**Task to carry out:**
Identify and copy all lines of the material where the string "gerne" is found.

**Collected data:**
───
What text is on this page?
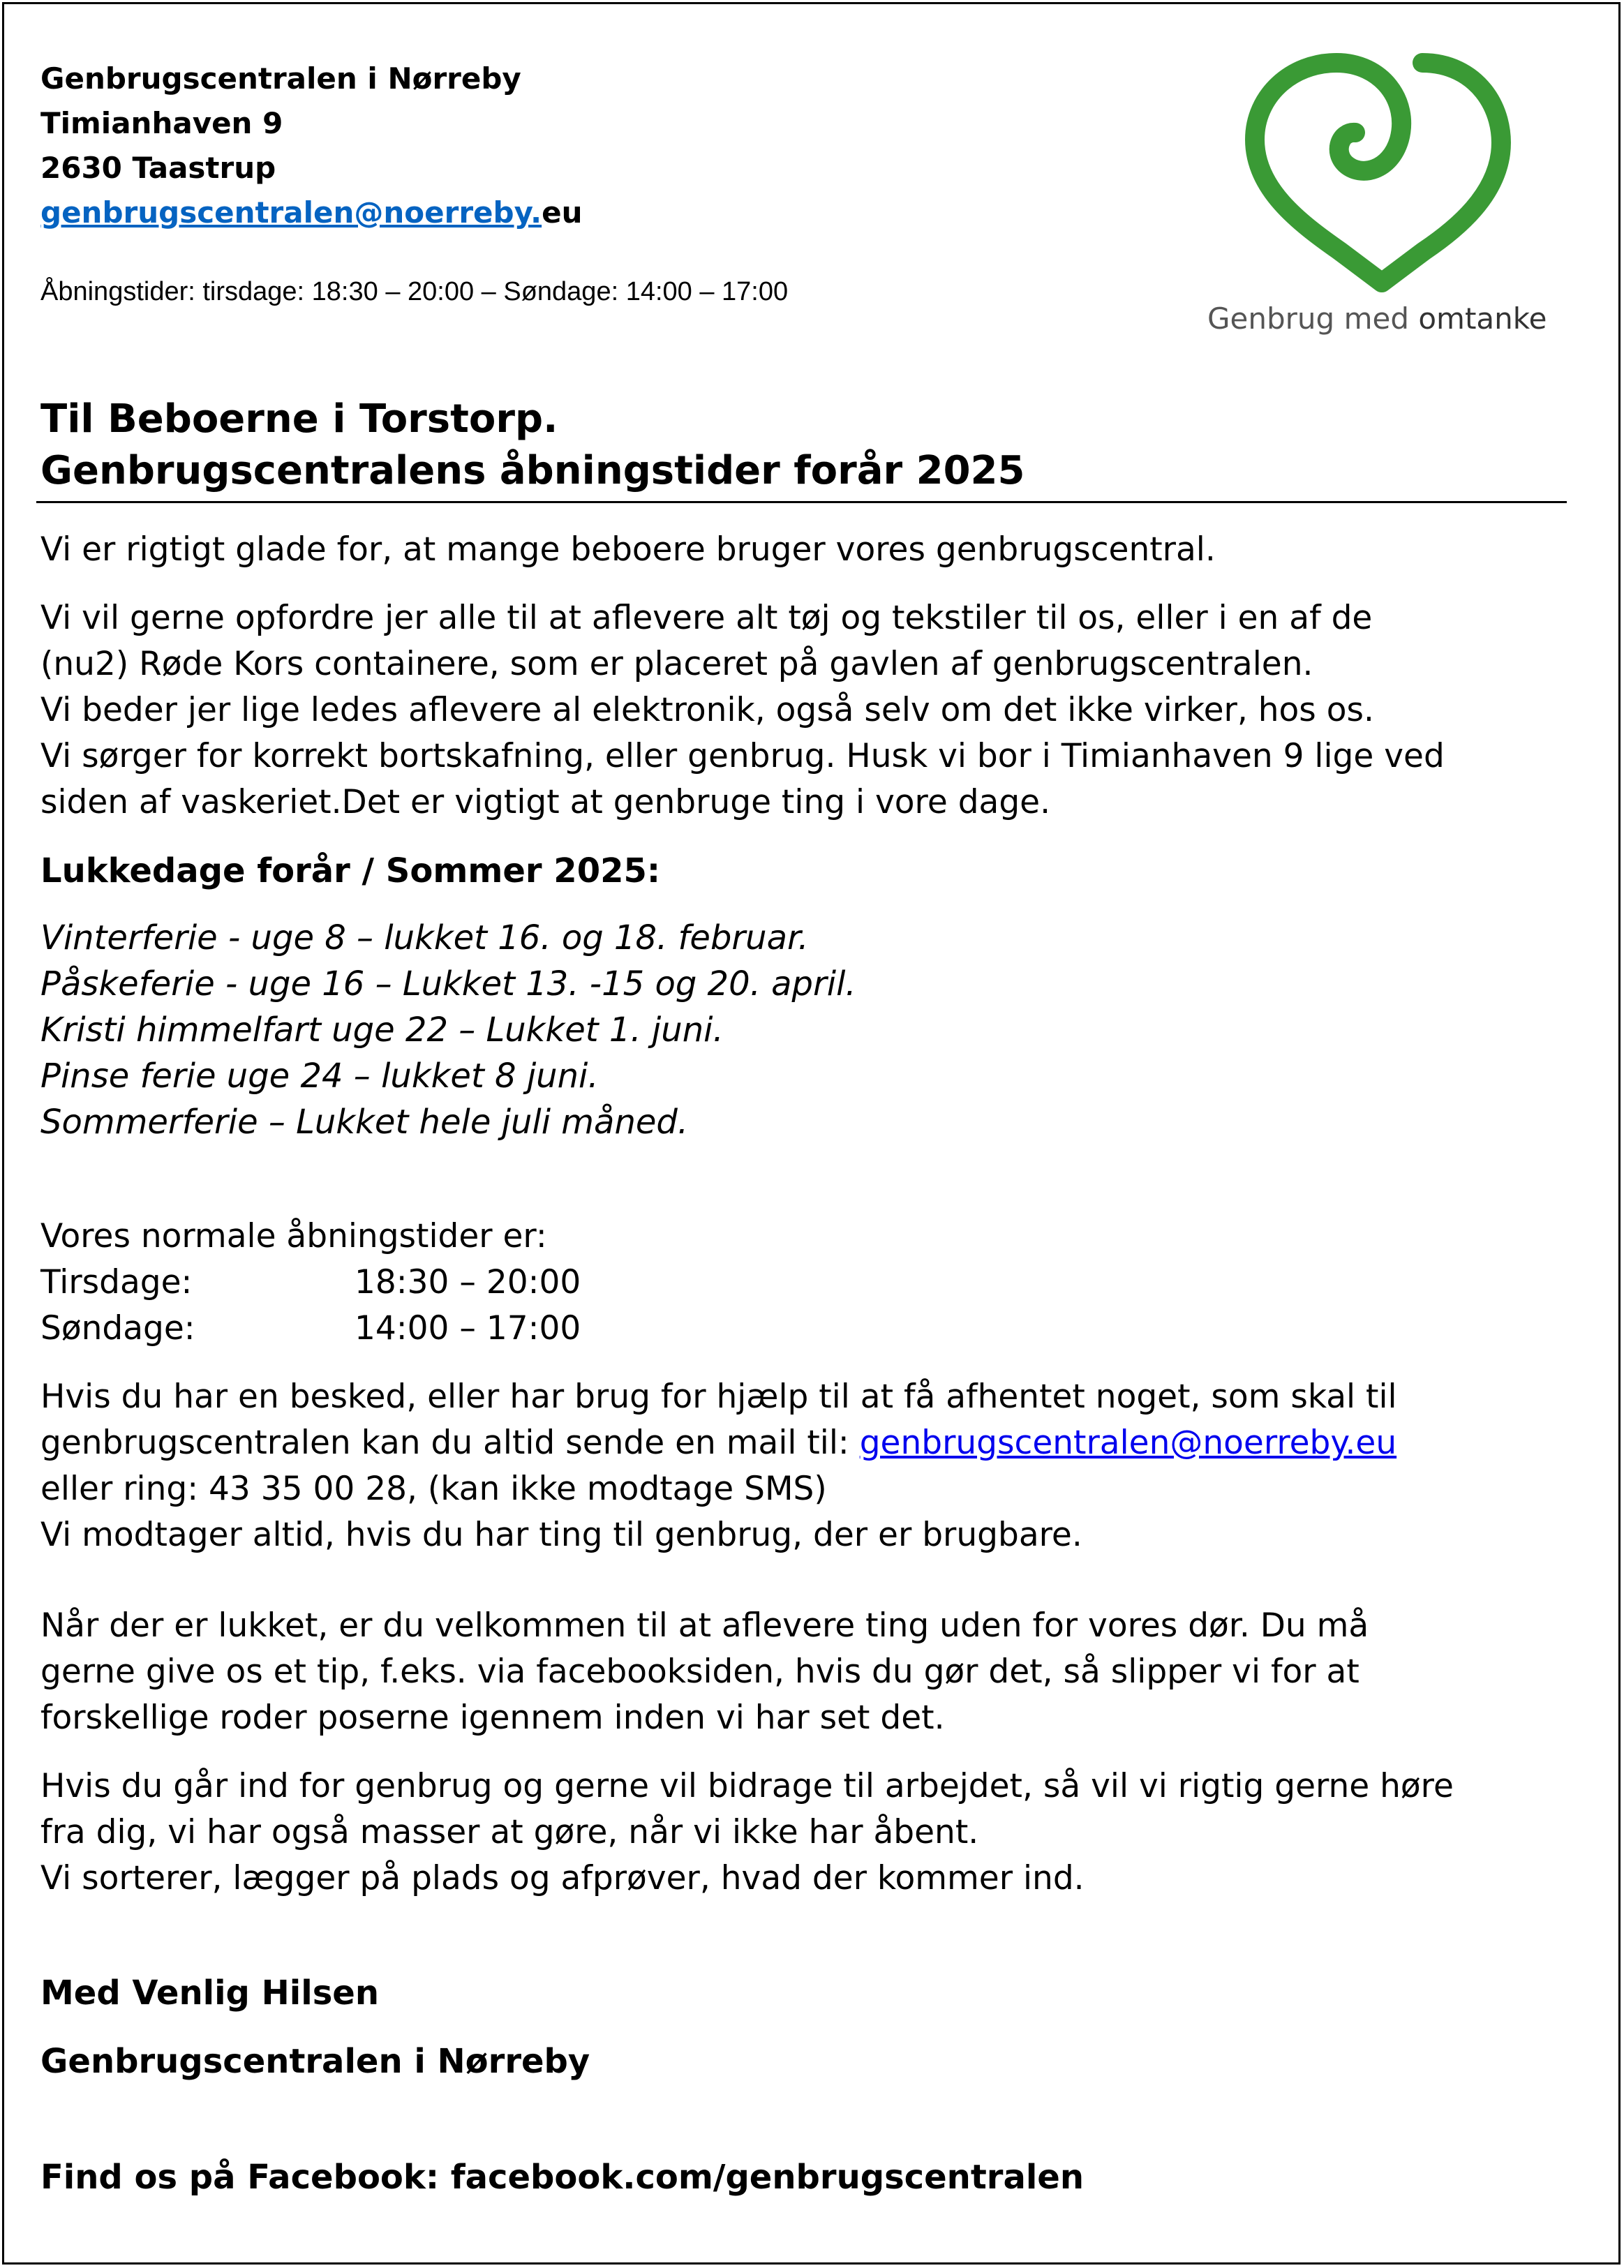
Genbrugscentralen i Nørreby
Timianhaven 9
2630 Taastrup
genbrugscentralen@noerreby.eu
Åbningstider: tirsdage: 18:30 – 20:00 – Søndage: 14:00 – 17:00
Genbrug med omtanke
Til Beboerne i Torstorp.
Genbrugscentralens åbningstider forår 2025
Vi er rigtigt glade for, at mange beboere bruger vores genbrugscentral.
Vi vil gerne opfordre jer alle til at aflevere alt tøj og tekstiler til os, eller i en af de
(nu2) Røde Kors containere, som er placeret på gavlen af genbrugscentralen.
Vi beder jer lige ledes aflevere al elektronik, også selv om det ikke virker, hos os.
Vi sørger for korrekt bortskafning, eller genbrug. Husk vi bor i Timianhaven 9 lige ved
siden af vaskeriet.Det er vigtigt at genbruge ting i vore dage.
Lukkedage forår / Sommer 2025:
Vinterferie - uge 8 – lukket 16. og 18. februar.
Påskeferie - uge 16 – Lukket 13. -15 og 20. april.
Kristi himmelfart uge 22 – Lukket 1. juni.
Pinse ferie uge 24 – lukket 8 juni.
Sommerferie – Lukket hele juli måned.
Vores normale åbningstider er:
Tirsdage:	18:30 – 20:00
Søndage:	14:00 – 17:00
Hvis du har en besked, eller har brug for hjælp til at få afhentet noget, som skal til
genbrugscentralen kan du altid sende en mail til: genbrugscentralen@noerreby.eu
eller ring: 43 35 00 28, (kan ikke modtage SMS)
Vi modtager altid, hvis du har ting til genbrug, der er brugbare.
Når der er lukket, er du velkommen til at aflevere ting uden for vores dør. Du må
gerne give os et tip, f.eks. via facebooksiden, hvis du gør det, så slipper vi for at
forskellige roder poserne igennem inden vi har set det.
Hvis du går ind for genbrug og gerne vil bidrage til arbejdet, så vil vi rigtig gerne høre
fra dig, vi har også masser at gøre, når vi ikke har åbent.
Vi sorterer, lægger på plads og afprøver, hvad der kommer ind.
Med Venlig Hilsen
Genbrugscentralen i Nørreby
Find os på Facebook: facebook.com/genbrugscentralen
───
**Response:**
Vi vil gerne opfordre jer alle til at aflevere alt tøj og tekstiler til os, eller i en af de
gerne give os et tip, f.eks. via facebooksiden, hvis du gør det, så slipper vi for at
Hvis du går ind for genbrug og gerne vil bidrage til arbejdet, så vil vi rigtig gerne høre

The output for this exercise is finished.